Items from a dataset
▬▬▬

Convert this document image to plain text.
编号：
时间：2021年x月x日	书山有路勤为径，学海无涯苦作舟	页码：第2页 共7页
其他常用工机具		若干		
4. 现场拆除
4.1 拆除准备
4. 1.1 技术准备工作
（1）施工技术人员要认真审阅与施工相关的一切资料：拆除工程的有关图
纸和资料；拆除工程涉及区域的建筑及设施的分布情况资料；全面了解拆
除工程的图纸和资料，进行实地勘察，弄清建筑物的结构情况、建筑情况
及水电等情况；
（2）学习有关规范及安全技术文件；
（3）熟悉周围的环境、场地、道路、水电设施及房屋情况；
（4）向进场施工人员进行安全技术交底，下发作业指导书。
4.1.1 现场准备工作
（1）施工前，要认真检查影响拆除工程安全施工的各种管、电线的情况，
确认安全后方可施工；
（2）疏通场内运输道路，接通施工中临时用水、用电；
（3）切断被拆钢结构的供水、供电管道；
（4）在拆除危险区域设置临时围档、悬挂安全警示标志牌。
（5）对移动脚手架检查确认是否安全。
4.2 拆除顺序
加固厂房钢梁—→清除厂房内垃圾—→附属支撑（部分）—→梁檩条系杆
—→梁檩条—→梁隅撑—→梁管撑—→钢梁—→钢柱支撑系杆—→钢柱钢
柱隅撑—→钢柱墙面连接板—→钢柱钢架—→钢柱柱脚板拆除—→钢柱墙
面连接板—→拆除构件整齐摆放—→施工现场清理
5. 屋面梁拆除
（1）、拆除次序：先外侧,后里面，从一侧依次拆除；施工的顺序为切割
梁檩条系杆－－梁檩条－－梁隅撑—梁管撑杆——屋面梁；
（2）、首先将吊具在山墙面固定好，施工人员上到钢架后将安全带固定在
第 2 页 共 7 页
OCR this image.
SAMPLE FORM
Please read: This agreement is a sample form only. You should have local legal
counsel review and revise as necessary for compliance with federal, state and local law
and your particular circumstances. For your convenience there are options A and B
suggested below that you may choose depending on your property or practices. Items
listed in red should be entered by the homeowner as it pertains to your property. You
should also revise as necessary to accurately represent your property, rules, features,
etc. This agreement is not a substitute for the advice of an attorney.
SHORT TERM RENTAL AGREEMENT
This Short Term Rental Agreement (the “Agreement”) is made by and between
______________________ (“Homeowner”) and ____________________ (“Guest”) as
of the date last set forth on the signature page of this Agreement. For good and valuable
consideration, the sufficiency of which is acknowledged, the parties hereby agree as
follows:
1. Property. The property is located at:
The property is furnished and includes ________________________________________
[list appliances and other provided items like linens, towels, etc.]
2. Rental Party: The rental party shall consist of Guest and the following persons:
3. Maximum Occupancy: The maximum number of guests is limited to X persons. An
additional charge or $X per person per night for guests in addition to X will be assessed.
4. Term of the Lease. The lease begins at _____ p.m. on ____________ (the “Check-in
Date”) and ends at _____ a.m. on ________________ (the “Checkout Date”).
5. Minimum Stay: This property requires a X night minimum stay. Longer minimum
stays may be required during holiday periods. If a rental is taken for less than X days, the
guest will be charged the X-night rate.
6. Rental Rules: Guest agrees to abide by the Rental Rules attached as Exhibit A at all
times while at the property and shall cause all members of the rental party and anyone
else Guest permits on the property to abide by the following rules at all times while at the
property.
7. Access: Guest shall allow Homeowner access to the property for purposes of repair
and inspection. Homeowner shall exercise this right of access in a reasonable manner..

▬▬▬

** Exercise task **
Look through the material above and pick out each line holding the word "access".

** Output of the task **
7. Access: Guest shall allow Homeowner access to the property for purposes of repair
and inspection. Homeowner shall exercise this right of access in a reasonable manner..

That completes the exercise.